◆ REQUIRED TASK: Produce an exact copy of all the data below, dropping every image.
_ _ _ _
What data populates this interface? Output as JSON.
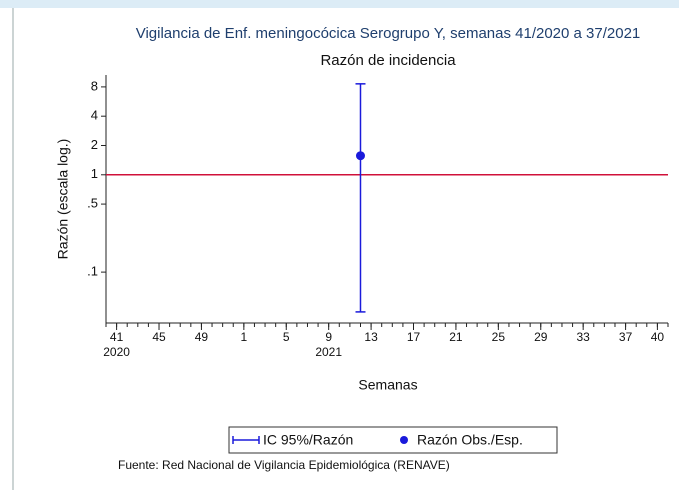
{
  "chart_data": {
    "type": "errorbar",
    "title": "Vigilancia de Enf. meningocócica Serogrupo Y, semanas 41/2020 a 37/2021",
    "subtitle": "Razón de incidencia",
    "x_label": "Semanas",
    "y_label": "Razón (escala log.)",
    "source": "Fuente: Red Nacional de Vigilancia Epidemiológica (RENAVE)",
    "y_log": true,
    "ylim": [
      0.03,
      10.6
    ],
    "yticks": [
      8,
      4,
      2,
      1,
      {
        "value": 0.5,
        "label": ".5"
      },
      {
        "value": 0.1,
        "label": ".1"
      }
    ],
    "xlim": [
      -1,
      52
    ],
    "xticks": [
      {
        "value": 0,
        "label": "41"
      },
      {
        "value": 4,
        "label": "45"
      },
      {
        "value": 8,
        "label": "49"
      },
      {
        "value": 12,
        "label": "1"
      },
      {
        "value": 16,
        "label": "5"
      },
      {
        "value": 20,
        "label": "9"
      },
      {
        "value": 24,
        "label": "13"
      },
      {
        "value": 28,
        "label": "17"
      },
      {
        "value": 32,
        "label": "21"
      },
      {
        "value": 36,
        "label": "25"
      },
      {
        "value": 40,
        "label": "29"
      },
      {
        "value": 44,
        "label": "33"
      },
      {
        "value": 48,
        "label": "37"
      },
      {
        "value": 51,
        "label": "40"
      }
    ],
    "xminor": 1,
    "year_labels": [
      {
        "value": 0,
        "label": "2020"
      },
      {
        "value": 20,
        "label": "2021"
      }
    ],
    "reference_line": {
      "value": 1,
      "color": "#d0103a"
    },
    "series": [
      {
        "name": "IC 95%/Razón",
        "color": "#1a1adb",
        "x": [
          23
        ],
        "low": [
          0.039
        ],
        "high": [
          8.6
        ]
      },
      {
        "name": "Razón Obs./Esp.",
        "color": "#1a1adb",
        "x": [
          23
        ],
        "values": [
          1.57
        ]
      }
    ]
  }
}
_ _ _ _
◆ CORRECT RESPONSE:
What data populates this interface? Output as JSON.
{
  "chart_data": {
    "type": "errorbar",
    "title": "Vigilancia de Enf. meningocócica Serogrupo Y, semanas 41/2020 a 37/2021",
    "subtitle": "Razón de incidencia",
    "x_label": "Semanas",
    "y_label": "Razón (escala log.)",
    "source": "Fuente: Red Nacional de Vigilancia Epidemiológica (RENAVE)",
    "y_log": true,
    "ylim": [
      0.03,
      10.6
    ],
    "yticks": [
      8,
      4,
      2,
      1,
      {
        "value": 0.5,
        "label": ".5"
      },
      {
        "value": 0.1,
        "label": ".1"
      }
    ],
    "xlim": [
      -1,
      52
    ],
    "xticks": [
      {
        "value": 0,
        "label": "41"
      },
      {
        "value": 4,
        "label": "45"
      },
      {
        "value": 8,
        "label": "49"
      },
      {
        "value": 12,
        "label": "1"
      },
      {
        "value": 16,
        "label": "5"
      },
      {
        "value": 20,
        "label": "9"
      },
      {
        "value": 24,
        "label": "13"
      },
      {
        "value": 28,
        "label": "17"
      },
      {
        "value": 32,
        "label": "21"
      },
      {
        "value": 36,
        "label": "25"
      },
      {
        "value": 40,
        "label": "29"
      },
      {
        "value": 44,
        "label": "33"
      },
      {
        "value": 48,
        "label": "37"
      },
      {
        "value": 51,
        "label": "40"
      }
    ],
    "xminor": 1,
    "year_labels": [
      {
        "value": 0,
        "label": "2020"
      },
      {
        "value": 20,
        "label": "2021"
      }
    ],
    "reference_line": {
      "value": 1,
      "color": "#d0103a"
    },
    "series": [
      {
        "name": "IC 95%/Razón",
        "color": "#1a1adb",
        "x": [
          23
        ],
        "low": [
          0.039
        ],
        "high": [
          8.6
        ]
      },
      {
        "name": "Razón Obs./Esp.",
        "color": "#1a1adb",
        "x": [
          23
        ],
        "values": [
          1.57
        ]
      }
    ]
  }
}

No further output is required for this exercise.